What is asked ▸ Scan the data beneath this task and copy each line that includes "boot".

***** Dataset records *****

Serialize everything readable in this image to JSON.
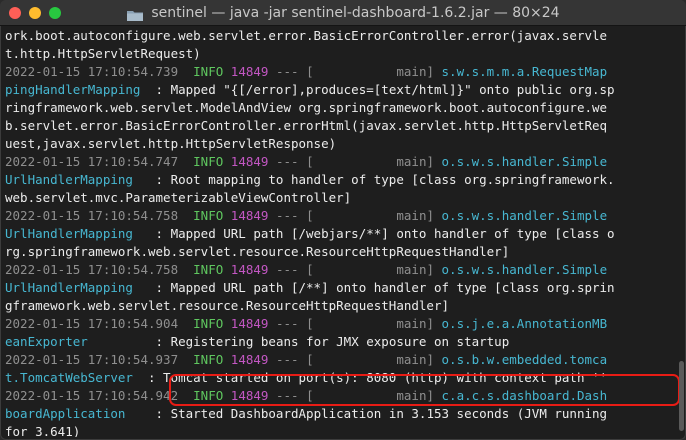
{
  "window": {
    "title": "sentinel — java -jar sentinel-dashboard-1.6.2.jar — 80×24",
    "folder_icon": "folder-icon"
  },
  "colors": {
    "timestamp": "#8f8f8f",
    "level": "#5fc75f",
    "pid": "#c357c3",
    "logger": "#47b7d1",
    "message": "#ececec",
    "highlight_border": "#e81c15"
  },
  "terminal": {
    "lines": [
      [
        {
          "text": "ork.boot.autoconfigure.web.servlet.error.BasicErrorController.error(javax.servle",
          "c": "white"
        }
      ],
      [
        {
          "text": "t.http.HttpServletRequest)",
          "c": "white"
        }
      ],
      [
        {
          "text": "2022-01-15 17:10:54.739  ",
          "c": "gray"
        },
        {
          "text": "INFO",
          "c": "green"
        },
        {
          "text": " ",
          "c": "white"
        },
        {
          "text": "14849",
          "c": "magenta"
        },
        {
          "text": " --- [           main] ",
          "c": "gray"
        },
        {
          "text": "s.w.s.m.m.a.RequestMap",
          "c": "cyan"
        }
      ],
      [
        {
          "text": "pingHandlerMapping",
          "c": "cyan"
        },
        {
          "text": "  : Mapped \"{[/error],produces=[text/html]}\" onto public org.sp",
          "c": "white"
        }
      ],
      [
        {
          "text": "ringframework.web.servlet.ModelAndView org.springframework.boot.autoconfigure.we",
          "c": "white"
        }
      ],
      [
        {
          "text": "b.servlet.error.BasicErrorController.errorHtml(javax.servlet.http.HttpServletReq",
          "c": "white"
        }
      ],
      [
        {
          "text": "uest,javax.servlet.http.HttpServletResponse)",
          "c": "white"
        }
      ],
      [
        {
          "text": "2022-01-15 17:10:54.747  ",
          "c": "gray"
        },
        {
          "text": "INFO",
          "c": "green"
        },
        {
          "text": " ",
          "c": "white"
        },
        {
          "text": "14849",
          "c": "magenta"
        },
        {
          "text": " --- [           main] ",
          "c": "gray"
        },
        {
          "text": "o.s.w.s.handler.Simple",
          "c": "cyan"
        }
      ],
      [
        {
          "text": "UrlHandlerMapping",
          "c": "cyan"
        },
        {
          "text": "   : Root mapping to handler of type [class org.springframework.",
          "c": "white"
        }
      ],
      [
        {
          "text": "web.servlet.mvc.ParameterizableViewController]",
          "c": "white"
        }
      ],
      [
        {
          "text": "2022-01-15 17:10:54.758  ",
          "c": "gray"
        },
        {
          "text": "INFO",
          "c": "green"
        },
        {
          "text": " ",
          "c": "white"
        },
        {
          "text": "14849",
          "c": "magenta"
        },
        {
          "text": " --- [           main] ",
          "c": "gray"
        },
        {
          "text": "o.s.w.s.handler.Simple",
          "c": "cyan"
        }
      ],
      [
        {
          "text": "UrlHandlerMapping",
          "c": "cyan"
        },
        {
          "text": "   : Mapped URL path [/webjars/**] onto handler of type [class o",
          "c": "white"
        }
      ],
      [
        {
          "text": "rg.springframework.web.servlet.resource.ResourceHttpRequestHandler]",
          "c": "white"
        }
      ],
      [
        {
          "text": "2022-01-15 17:10:54.758  ",
          "c": "gray"
        },
        {
          "text": "INFO",
          "c": "green"
        },
        {
          "text": " ",
          "c": "white"
        },
        {
          "text": "14849",
          "c": "magenta"
        },
        {
          "text": " --- [           main] ",
          "c": "gray"
        },
        {
          "text": "o.s.w.s.handler.Simple",
          "c": "cyan"
        }
      ],
      [
        {
          "text": "UrlHandlerMapping",
          "c": "cyan"
        },
        {
          "text": "   : Mapped URL path [/**] onto handler of type [class org.sprin",
          "c": "white"
        }
      ],
      [
        {
          "text": "gframework.web.servlet.resource.ResourceHttpRequestHandler]",
          "c": "white"
        }
      ],
      [
        {
          "text": "2022-01-15 17:10:54.904  ",
          "c": "gray"
        },
        {
          "text": "INFO",
          "c": "green"
        },
        {
          "text": " ",
          "c": "white"
        },
        {
          "text": "14849",
          "c": "magenta"
        },
        {
          "text": " --- [           main] ",
          "c": "gray"
        },
        {
          "text": "o.s.j.e.a.AnnotationMB",
          "c": "cyan"
        }
      ],
      [
        {
          "text": "eanExporter",
          "c": "cyan"
        },
        {
          "text": "         : Registering beans for JMX exposure on startup",
          "c": "white"
        }
      ],
      [
        {
          "text": "2022-01-15 17:10:54.937  ",
          "c": "gray"
        },
        {
          "text": "INFO",
          "c": "green"
        },
        {
          "text": " ",
          "c": "white"
        },
        {
          "text": "14849",
          "c": "magenta"
        },
        {
          "text": " --- [           main] ",
          "c": "gray"
        },
        {
          "text": "o.s.b.w.embedded.tomca",
          "c": "cyan"
        }
      ],
      [
        {
          "text": "t.TomcatWebServer",
          "c": "cyan"
        },
        {
          "text": "  : Tomcat started on port(s): 8080 (http) with context path ''",
          "c": "white"
        }
      ],
      [
        {
          "text": "2022-01-15 17:10:54.942  ",
          "c": "gray"
        },
        {
          "text": "INFO",
          "c": "green"
        },
        {
          "text": " ",
          "c": "white"
        },
        {
          "text": "14849",
          "c": "magenta"
        },
        {
          "text": " --- [           main] ",
          "c": "gray"
        },
        {
          "text": "c.a.c.s.dashboard.Dash",
          "c": "cyan"
        }
      ],
      [
        {
          "text": "boardApplication",
          "c": "cyan"
        },
        {
          "text": "    : Started DashboardApplication in 3.153 seconds (JVM running",
          "c": "white"
        }
      ],
      [
        {
          "text": "for 3.641)",
          "c": "white"
        }
      ],
      []
    ]
  }
}
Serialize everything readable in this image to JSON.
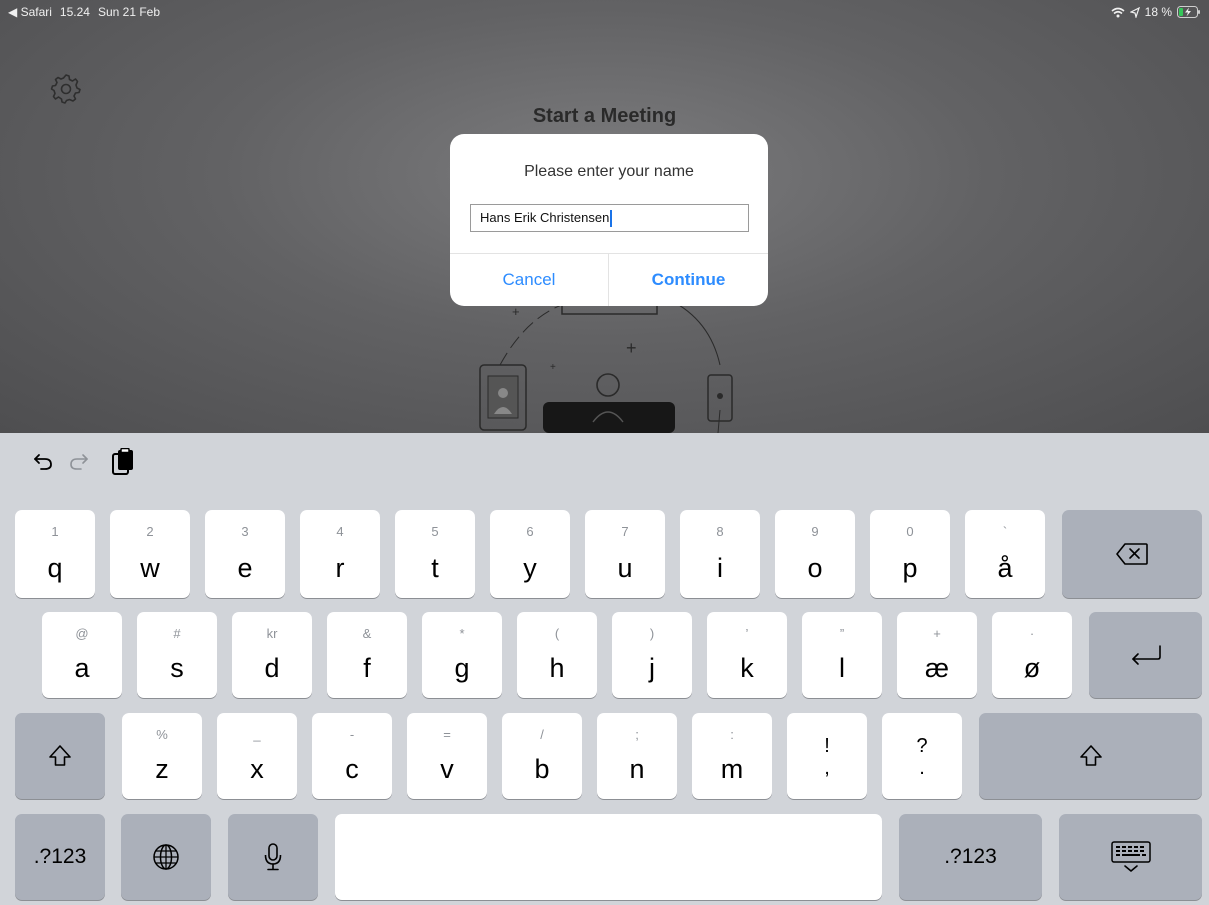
{
  "status_bar": {
    "back_label": "◀ Safari",
    "time": "15.24",
    "date": "Sun 21 Feb",
    "battery": "18 %"
  },
  "app": {
    "title": "Start a Meeting"
  },
  "dialog": {
    "message": "Please enter your name",
    "input_value": "Hans Erik Christensen",
    "cancel_label": "Cancel",
    "continue_label": "Continue"
  },
  "keyboard": {
    "row1": [
      {
        "main": "q",
        "hint": "1"
      },
      {
        "main": "w",
        "hint": "2"
      },
      {
        "main": "e",
        "hint": "3"
      },
      {
        "main": "r",
        "hint": "4"
      },
      {
        "main": "t",
        "hint": "5"
      },
      {
        "main": "y",
        "hint": "6"
      },
      {
        "main": "u",
        "hint": "7"
      },
      {
        "main": "i",
        "hint": "8"
      },
      {
        "main": "o",
        "hint": "9"
      },
      {
        "main": "p",
        "hint": "0"
      },
      {
        "main": "å",
        "hint": "`"
      }
    ],
    "row2": [
      {
        "main": "a",
        "hint": "@"
      },
      {
        "main": "s",
        "hint": "#"
      },
      {
        "main": "d",
        "hint": "kr"
      },
      {
        "main": "f",
        "hint": "&"
      },
      {
        "main": "g",
        "hint": "*"
      },
      {
        "main": "h",
        "hint": "("
      },
      {
        "main": "j",
        "hint": ")"
      },
      {
        "main": "k",
        "hint": "’"
      },
      {
        "main": "l",
        "hint": "”"
      },
      {
        "main": "æ",
        "hint": "+"
      },
      {
        "main": "ø",
        "hint": "·"
      }
    ],
    "row3": [
      {
        "main": "z",
        "hint": "%"
      },
      {
        "main": "x",
        "hint": "_"
      },
      {
        "main": "c",
        "hint": "-"
      },
      {
        "main": "v",
        "hint": "="
      },
      {
        "main": "b",
        "hint": "/"
      },
      {
        "main": "n",
        "hint": ";"
      },
      {
        "main": "m",
        "hint": ":"
      }
    ],
    "row3_punct": [
      {
        "top": "!",
        "bottom": ","
      },
      {
        "top": "?",
        "bottom": "."
      }
    ],
    "numbers_label_left": ".?123",
    "numbers_label_right": ".?123"
  }
}
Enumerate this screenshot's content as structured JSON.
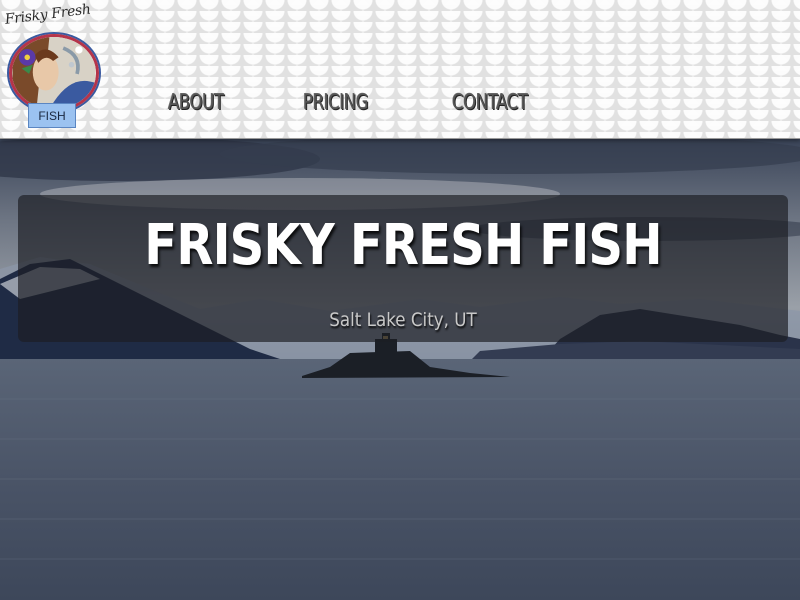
{
  "header": {
    "logo": {
      "title": "Frisky Fresh",
      "badge": "FISH"
    },
    "nav": [
      {
        "label": "ABOUT"
      },
      {
        "label": "PRICING"
      },
      {
        "label": "CONTACT"
      }
    ]
  },
  "hero": {
    "title": "FRISKY FRESH FISH",
    "subtitle": "Salt Lake City, UT"
  },
  "colors": {
    "header_bg": "#efefef",
    "nav_text": "#555555",
    "banner_bg": "#1c1e23",
    "title_text": "#ffffff",
    "subtitle_text": "#c9c9c9"
  }
}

*****

Exercise output ▸
          "text": "ork.boot.autoconfigure.web.servlet.error.BasicErrorController.error(javax.servle",
          "text": "ringframework.web.servlet.ModelAndView org.springframework.boot.autoconfigure.we",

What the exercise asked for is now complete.